--- RECORDS PROVIDED ---

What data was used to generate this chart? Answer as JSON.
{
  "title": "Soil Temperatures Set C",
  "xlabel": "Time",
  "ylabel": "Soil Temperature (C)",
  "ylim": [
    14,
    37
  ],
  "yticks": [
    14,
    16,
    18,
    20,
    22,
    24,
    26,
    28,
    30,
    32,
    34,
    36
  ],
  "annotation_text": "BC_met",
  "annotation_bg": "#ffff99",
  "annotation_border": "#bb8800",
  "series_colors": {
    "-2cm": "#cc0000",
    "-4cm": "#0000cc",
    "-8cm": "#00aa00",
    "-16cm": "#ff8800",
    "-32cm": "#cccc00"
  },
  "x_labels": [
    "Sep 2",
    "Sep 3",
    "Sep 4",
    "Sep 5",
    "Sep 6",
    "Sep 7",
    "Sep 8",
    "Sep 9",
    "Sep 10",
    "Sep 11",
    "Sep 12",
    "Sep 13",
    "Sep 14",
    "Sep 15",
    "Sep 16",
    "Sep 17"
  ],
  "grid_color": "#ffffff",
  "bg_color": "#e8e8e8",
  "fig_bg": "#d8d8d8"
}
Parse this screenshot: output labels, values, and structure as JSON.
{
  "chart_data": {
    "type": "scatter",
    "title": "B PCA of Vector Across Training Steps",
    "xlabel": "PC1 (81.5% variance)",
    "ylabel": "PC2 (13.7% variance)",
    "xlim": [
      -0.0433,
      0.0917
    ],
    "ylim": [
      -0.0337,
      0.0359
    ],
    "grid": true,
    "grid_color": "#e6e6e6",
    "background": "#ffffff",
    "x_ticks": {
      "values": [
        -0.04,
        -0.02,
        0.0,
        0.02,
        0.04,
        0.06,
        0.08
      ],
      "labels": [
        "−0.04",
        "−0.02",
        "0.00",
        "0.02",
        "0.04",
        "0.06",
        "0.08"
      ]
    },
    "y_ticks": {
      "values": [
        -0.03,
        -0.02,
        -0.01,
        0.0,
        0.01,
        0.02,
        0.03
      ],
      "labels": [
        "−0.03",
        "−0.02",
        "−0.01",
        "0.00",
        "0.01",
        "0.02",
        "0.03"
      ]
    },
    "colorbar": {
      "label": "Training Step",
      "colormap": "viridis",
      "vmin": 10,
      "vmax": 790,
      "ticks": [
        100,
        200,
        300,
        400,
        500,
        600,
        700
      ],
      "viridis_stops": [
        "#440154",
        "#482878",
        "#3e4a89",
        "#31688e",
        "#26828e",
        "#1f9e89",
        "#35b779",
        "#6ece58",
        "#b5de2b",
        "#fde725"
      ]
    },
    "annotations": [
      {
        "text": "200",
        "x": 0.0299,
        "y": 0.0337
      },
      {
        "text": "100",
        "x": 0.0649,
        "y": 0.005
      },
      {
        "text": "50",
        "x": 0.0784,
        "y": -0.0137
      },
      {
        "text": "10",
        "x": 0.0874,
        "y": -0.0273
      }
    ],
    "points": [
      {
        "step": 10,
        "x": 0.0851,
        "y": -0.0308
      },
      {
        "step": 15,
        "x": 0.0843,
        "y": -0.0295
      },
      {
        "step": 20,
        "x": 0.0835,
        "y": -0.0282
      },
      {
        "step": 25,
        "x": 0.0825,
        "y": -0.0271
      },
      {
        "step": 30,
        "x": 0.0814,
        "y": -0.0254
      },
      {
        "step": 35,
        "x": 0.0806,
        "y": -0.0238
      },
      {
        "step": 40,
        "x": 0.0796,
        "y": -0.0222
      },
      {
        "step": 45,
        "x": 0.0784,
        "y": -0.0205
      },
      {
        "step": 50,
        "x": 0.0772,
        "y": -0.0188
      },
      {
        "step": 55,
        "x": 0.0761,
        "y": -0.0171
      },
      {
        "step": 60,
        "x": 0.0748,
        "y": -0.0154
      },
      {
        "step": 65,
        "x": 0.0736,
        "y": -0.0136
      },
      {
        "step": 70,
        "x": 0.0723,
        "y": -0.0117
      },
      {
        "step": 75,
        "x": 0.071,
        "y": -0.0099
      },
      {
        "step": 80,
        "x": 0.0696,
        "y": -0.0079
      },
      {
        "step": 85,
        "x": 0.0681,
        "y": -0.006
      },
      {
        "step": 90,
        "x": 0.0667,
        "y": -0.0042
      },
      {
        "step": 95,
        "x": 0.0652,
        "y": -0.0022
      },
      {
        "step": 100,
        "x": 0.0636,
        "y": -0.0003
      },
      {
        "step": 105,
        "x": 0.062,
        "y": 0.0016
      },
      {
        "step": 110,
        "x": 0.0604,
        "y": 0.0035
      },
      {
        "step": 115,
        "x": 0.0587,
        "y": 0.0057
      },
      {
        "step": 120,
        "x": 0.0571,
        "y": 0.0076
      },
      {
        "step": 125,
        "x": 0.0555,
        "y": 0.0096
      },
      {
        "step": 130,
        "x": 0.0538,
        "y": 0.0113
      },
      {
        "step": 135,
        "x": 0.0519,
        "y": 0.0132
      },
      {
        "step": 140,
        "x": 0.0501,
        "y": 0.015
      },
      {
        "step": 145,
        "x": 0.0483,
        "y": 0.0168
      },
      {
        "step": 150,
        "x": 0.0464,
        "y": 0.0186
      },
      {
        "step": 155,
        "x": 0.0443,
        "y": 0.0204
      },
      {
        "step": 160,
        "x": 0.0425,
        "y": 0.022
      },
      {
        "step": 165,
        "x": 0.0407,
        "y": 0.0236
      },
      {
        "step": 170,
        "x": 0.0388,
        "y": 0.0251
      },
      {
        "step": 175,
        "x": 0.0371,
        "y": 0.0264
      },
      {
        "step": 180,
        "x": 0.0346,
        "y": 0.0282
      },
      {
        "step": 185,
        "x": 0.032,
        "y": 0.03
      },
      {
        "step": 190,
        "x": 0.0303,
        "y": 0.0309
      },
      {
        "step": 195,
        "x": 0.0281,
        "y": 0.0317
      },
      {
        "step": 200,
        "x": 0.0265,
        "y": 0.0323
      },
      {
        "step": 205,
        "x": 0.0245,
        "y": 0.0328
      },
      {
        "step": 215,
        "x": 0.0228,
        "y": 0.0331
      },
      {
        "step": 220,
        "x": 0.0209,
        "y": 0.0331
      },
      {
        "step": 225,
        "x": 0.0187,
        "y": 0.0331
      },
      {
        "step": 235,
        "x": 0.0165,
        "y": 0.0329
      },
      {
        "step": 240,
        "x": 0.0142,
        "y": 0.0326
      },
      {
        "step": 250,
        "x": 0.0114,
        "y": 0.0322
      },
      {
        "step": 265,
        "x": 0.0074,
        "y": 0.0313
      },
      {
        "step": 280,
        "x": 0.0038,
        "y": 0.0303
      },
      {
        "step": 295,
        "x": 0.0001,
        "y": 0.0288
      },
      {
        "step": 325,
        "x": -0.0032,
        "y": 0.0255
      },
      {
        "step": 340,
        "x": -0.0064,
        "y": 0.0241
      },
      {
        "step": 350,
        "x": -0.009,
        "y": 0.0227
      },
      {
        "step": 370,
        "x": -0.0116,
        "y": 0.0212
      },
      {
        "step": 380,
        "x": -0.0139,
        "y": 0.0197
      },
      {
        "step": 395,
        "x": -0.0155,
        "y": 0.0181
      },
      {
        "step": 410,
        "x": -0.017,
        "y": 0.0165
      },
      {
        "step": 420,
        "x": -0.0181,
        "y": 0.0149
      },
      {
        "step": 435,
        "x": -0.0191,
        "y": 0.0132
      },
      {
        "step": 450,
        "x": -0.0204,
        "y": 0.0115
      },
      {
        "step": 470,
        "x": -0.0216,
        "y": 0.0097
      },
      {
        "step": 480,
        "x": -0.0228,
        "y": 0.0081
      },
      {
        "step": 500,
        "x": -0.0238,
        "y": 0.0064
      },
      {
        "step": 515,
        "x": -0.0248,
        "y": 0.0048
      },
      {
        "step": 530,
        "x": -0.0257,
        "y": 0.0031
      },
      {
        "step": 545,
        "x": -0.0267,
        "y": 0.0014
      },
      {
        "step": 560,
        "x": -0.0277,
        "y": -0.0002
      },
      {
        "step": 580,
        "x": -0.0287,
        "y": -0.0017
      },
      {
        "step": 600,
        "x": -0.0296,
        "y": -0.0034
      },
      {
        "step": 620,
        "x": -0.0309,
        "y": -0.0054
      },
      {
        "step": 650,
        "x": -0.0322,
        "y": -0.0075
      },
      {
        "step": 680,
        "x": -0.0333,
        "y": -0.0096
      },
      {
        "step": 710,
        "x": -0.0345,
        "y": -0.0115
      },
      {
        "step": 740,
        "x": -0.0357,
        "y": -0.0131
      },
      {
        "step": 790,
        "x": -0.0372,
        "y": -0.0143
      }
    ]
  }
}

---

WHAT IS ASKED >>
Scan the material above. Extract every line in which the word "variance" occurs.

WRITTEN RESPONSE >>
    "xlabel": "PC1 (81.5% variance)",
    "ylabel": "PC2 (13.7% variance)",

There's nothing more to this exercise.